» Request 1:
Answer these questions about the census data forum thread:
(a) How many files does each state have in summary file 1?
(b) What version of saseg appears in the thread title?
(c) What does the poster say, in the follow-up reply, will be made after importing the files?

» Provided text:
— START —
Desktop productivity for business analysts and programmers

logically importing massive data in saseg 5.1

Reply
Regular Contributor
Posts: 220

logically importing massive data in saseg 5.1

/*Hi All, I really appreciate help on this one....*/

/*

This is about census data.

I am planning to get census data for each state from sf1 (summary file1) file. from here http://www2.census.gov/census_2010/04-Summary_File_1/. this one has a lot of detail regarding each state.

under each state they have 47 files which we can save in .txt on machine and can pull the data into the SAS. I have variable details for all 47 files for each state.

Question

can anyone please tell me how i can import 47 different files data which has different no. of obeservation and variables (has some common related variables in all 47 data files) at same time rather than pulling data seperately for each file?

I can import each data file simply using import process but it will take long for 47 files for each state. I am looking for some MACRO or any other kind of logical code which could bring in all 47 files at same time. so i don't have to do it seperately for 47 files.

Thanks all

*/


Regular Contributor
Posts: 220

Re: logically importing massive data in saseg 5.1

/*

forgot to add

will make one final dataset after importing all 47 files...
— END —
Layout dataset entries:
— START —
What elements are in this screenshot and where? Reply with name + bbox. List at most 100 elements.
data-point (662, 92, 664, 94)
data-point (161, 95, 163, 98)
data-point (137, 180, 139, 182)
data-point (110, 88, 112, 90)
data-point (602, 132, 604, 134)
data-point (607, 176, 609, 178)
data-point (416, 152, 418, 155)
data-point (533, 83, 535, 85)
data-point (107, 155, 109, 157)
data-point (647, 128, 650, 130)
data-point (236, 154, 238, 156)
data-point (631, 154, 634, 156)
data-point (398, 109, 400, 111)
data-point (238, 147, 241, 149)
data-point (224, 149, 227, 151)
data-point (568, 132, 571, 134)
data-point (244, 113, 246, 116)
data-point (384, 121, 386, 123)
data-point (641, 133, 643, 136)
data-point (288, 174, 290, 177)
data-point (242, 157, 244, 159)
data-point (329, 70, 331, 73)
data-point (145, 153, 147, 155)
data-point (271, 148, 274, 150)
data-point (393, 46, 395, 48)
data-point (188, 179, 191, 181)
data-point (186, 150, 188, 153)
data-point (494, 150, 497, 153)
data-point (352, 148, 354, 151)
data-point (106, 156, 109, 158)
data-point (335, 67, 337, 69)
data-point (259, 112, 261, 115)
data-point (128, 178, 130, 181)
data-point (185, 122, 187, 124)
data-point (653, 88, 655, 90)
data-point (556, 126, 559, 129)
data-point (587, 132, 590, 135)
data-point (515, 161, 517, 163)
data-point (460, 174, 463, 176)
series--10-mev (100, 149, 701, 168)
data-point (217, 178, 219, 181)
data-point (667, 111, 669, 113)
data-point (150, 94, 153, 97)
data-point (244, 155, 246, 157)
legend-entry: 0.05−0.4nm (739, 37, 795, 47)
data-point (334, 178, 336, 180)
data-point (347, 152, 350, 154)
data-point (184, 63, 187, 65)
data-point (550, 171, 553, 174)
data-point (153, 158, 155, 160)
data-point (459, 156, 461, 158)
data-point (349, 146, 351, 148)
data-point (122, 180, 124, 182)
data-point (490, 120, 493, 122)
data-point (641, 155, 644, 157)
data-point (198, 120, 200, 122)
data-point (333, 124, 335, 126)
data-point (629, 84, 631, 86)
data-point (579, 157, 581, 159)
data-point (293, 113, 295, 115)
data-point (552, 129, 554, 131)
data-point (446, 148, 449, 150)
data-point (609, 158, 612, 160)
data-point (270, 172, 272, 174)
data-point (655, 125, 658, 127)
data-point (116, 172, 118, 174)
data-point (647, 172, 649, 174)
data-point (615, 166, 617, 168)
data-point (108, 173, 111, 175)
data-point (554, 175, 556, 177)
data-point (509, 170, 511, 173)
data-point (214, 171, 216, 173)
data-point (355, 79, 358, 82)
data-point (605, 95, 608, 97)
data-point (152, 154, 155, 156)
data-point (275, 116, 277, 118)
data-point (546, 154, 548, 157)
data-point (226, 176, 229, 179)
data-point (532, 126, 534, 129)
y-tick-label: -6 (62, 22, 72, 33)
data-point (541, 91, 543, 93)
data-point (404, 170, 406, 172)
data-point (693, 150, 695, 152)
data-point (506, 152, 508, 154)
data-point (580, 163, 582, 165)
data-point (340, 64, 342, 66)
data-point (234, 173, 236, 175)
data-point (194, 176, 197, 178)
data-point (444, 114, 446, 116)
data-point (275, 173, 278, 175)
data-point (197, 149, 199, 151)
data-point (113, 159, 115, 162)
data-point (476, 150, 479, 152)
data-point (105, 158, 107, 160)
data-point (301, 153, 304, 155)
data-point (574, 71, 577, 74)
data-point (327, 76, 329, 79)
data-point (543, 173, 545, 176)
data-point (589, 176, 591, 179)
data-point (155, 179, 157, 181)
— END —
» Request 2: Echo the records exactly as they appear, starting with the first line of the records and going on through the line with "data-point (416, 152, 418, 155)".

» Task result 1:
(a) 47 files
(b) 5.1
(c) One final dataset

» Task result 2:
What elements are in this screenshot and where? Reply with name + bbox. List at most 100 elements.
data-point (662, 92, 664, 94)
data-point (161, 95, 163, 98)
data-point (137, 180, 139, 182)
data-point (110, 88, 112, 90)
data-point (602, 132, 604, 134)
data-point (607, 176, 609, 178)
data-point (416, 152, 418, 155)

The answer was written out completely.